== Records for the task ==
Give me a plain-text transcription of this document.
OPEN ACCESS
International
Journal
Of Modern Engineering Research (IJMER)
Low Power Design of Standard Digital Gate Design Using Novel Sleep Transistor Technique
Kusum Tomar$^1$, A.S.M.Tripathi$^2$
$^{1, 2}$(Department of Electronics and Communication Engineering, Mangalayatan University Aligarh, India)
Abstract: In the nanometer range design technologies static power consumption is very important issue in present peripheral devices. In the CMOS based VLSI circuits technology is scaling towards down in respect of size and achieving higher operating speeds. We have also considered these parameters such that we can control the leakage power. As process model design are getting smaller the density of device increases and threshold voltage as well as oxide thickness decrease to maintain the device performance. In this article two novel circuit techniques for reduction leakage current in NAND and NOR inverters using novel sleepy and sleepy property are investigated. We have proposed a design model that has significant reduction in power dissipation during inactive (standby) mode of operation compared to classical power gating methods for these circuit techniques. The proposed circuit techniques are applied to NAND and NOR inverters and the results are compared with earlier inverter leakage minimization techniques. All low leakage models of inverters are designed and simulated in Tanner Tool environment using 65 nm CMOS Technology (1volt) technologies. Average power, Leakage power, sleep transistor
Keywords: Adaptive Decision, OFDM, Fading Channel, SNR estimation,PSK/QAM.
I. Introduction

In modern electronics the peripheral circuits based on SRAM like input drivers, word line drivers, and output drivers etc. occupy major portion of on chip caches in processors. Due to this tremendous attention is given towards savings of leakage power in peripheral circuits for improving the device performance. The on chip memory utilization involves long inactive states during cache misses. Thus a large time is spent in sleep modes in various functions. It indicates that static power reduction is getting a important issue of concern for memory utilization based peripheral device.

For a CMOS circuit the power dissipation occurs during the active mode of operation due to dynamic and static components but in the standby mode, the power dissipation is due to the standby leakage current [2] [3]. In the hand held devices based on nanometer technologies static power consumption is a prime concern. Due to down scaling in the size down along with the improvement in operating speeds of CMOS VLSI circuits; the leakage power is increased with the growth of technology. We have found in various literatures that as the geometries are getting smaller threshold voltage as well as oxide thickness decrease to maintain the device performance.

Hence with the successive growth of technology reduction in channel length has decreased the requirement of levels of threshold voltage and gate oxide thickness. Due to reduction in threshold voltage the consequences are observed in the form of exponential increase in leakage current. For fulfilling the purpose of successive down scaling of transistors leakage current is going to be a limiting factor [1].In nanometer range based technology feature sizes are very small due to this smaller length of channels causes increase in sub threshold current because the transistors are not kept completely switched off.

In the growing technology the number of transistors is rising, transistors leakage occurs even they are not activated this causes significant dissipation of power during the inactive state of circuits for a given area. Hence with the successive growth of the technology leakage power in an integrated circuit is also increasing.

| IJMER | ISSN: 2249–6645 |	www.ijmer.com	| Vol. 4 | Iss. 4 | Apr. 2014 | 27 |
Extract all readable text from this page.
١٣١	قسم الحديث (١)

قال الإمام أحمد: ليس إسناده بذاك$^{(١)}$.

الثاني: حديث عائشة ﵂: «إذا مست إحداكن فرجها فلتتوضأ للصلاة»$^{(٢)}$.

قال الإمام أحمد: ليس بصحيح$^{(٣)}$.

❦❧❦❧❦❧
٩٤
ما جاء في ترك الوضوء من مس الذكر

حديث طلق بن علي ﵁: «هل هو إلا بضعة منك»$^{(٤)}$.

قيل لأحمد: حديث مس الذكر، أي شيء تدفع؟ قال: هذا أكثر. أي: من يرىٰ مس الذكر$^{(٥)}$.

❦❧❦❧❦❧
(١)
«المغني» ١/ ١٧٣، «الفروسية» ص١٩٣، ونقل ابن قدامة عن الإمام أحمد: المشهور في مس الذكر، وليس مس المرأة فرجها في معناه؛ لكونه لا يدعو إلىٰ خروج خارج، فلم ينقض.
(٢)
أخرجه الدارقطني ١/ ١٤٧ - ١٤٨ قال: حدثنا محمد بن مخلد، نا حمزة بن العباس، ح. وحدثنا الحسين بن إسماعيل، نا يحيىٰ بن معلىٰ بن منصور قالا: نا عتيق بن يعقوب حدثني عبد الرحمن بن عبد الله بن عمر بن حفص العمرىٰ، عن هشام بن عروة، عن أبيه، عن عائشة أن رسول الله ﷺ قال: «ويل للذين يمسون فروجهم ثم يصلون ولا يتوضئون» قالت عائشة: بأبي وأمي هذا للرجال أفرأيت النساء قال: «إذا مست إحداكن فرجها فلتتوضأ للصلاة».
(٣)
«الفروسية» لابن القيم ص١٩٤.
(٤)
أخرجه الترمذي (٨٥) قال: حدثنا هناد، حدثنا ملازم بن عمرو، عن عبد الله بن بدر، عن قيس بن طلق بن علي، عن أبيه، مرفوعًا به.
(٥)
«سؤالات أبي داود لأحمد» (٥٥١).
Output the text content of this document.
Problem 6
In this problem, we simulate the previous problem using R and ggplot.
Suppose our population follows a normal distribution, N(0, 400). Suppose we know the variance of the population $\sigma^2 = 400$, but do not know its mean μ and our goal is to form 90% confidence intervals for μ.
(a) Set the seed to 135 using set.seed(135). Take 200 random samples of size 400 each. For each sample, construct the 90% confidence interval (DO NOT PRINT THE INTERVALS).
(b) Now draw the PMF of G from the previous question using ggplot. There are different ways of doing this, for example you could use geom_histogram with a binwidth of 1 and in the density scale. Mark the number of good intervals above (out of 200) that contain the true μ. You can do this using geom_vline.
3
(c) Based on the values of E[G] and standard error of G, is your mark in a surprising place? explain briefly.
===
§ Requirement
Transcribe the whole listing exactly.

§ Reply
Give me a plain-text transcription of this document.
OPEN ACCESS
International
Journal
Of Modern Engineering Research (IJMER)
Low Power Design of Standard Digital Gate Design Using Novel Sleep Transistor Technique
Kusum Tomar$^1$, A.S.M.Tripathi$^2$
$^{1, 2}$(Department of Electronics and Communication Engineering, Mangalayatan University Aligarh, India)
Abstract: In the nanometer range design technologies static power consumption is very important issue in present peripheral devices. In the CMOS based VLSI circuits technology is scaling towards down in respect of size and achieving higher operating speeds. We have also considered these parameters such that we can control the leakage power. As process model design are getting smaller the density of device increases and threshold voltage as well as oxide thickness decrease to maintain the device performance. In this article two novel circuit techniques for reduction leakage current in NAND and NOR inverters using novel sleepy and sleepy property are investigated. We have proposed a design model that has significant reduction in power dissipation during inactive (standby) mode of operation compared to classical power gating methods for these circuit techniques. The proposed circuit techniques are applied to NAND and NOR inverters and the results are compared with earlier inverter leakage minimization techniques. All low leakage models of inverters are designed and simulated in Tanner Tool environment using 65 nm CMOS Technology (1volt) technologies. Average power, Leakage power, sleep transistor
Keywords: Adaptive Decision, OFDM, Fading Channel, SNR estimation,PSK/QAM.
I. Introduction

In modern electronics the peripheral circuits based on SRAM like input drivers, word line drivers, and output drivers etc. occupy major portion of on chip caches in processors. Due to this tremendous attention is given towards savings of leakage power in peripheral circuits for improving the device performance. The on chip memory utilization involves long inactive states during cache misses. Thus a large time is spent in sleep modes in various functions. It indicates that static power reduction is getting a important issue of concern for memory utilization based peripheral device.

For a CMOS circuit the power dissipation occurs during the active mode of operation due to dynamic and static components but in the standby mode, the power dissipation is due to the standby leakage current [2] [3]. In the hand held devices based on nanometer technologies static power consumption is a prime concern. Due to down scaling in the size down along with the improvement in operating speeds of CMOS VLSI circuits; the leakage power is increased with the growth of technology. We have found in various literatures that as the geometries are getting smaller threshold voltage as well as oxide thickness decrease to maintain the device performance.

Hence with the successive growth of technology reduction in channel length has decreased the requirement of levels of threshold voltage and gate oxide thickness. Due to reduction in threshold voltage the consequences are observed in the form of exponential increase in leakage current. For fulfilling the purpose of successive down scaling of transistors leakage current is going to be a limiting factor [1].In nanometer range based technology feature sizes are very small due to this smaller length of channels causes increase in sub threshold current because the transistors are not kept completely switched off.

In the growing technology the number of transistors is rising, transistors leakage occurs even they are not activated this causes significant dissipation of power during the inactive state of circuits for a given area. Hence with the successive growth of the technology leakage power in an integrated circuit is also increasing.

| IJMER | ISSN: 2249–6645 |	www.ijmer.com	| Vol. 4 | Iss. 4 | Apr. 2014 | 27 |
Extract all readable text from this page.
١٣١	قسم الحديث (١)

قال الإمام أحمد: ليس إسناده بذاك$^{(١)}$.

الثاني: حديث عائشة ﵂: «إذا مست إحداكن فرجها فلتتوضأ للصلاة»$^{(٢)}$.

قال الإمام أحمد: ليس بصحيح$^{(٣)}$.

❦❧❦❧❦❧
٩٤
ما جاء في ترك الوضوء من مس الذكر

حديث طلق بن علي ﵁: «هل هو إلا بضعة منك»$^{(٤)}$.

قيل لأحمد: حديث مس الذكر، أي شيء تدفع؟ قال: هذا أكثر. أي: من يرىٰ مس الذكر$^{(٥)}$.

❦❧❦❧❦❧
(١)
«المغني» ١/ ١٧٣، «الفروسية» ص١٩٣، ونقل ابن قدامة عن الإمام أحمد: المشهور في مس الذكر، وليس مس المرأة فرجها في معناه؛ لكونه لا يدعو إلىٰ خروج خارج، فلم ينقض.
(٢)
أخرجه الدارقطني ١/ ١٤٧ - ١٤٨ قال: حدثنا محمد بن مخلد، نا حمزة بن العباس، ح. وحدثنا الحسين بن إسماعيل، نا يحيىٰ بن معلىٰ بن منصور قالا: نا عتيق بن يعقوب حدثني عبد الرحمن بن عبد الله بن عمر بن حفص العمرىٰ، عن هشام بن عروة، عن أبيه، عن عائشة أن رسول الله ﷺ قال: «ويل للذين يمسون فروجهم ثم يصلون ولا يتوضئون» قالت عائشة: بأبي وأمي هذا للرجال أفرأيت النساء قال: «إذا مست إحداكن فرجها فلتتوضأ للصلاة».
(٣)
«الفروسية» لابن القيم ص١٩٤.
(٤)
أخرجه الترمذي (٨٥) قال: حدثنا هناد، حدثنا ملازم بن عمرو، عن عبد الله بن بدر، عن قيس بن طلق بن علي، عن أبيه، مرفوعًا به.
(٥)
«سؤالات أبي داود لأحمد» (٥٥١).
Output the text content of this document.
Problem 6
In this problem, we simulate the previous problem using R and ggplot.
Suppose our population follows a normal distribution, N(0, 400). Suppose we know the variance of the population $\sigma^2 = 400$, but do not know its mean μ and our goal is to form 90% confidence intervals for μ.
(a) Set the seed to 135 using set.seed(135). Take 200 random samples of size 400 each. For each sample, construct the 90% confidence interval (DO NOT PRINT THE INTERVALS).
(b) Now draw the PMF of G from the previous question using ggplot. There are different ways of doing this, for example you could use geom_histogram with a binwidth of 1 and in the density scale. Mark the number of good intervals above (out of 200) that contain the true μ. You can do this using geom_vline.
3
(c) Based on the values of E[G] and standard error of G, is your mark in a surprising place? explain briefly.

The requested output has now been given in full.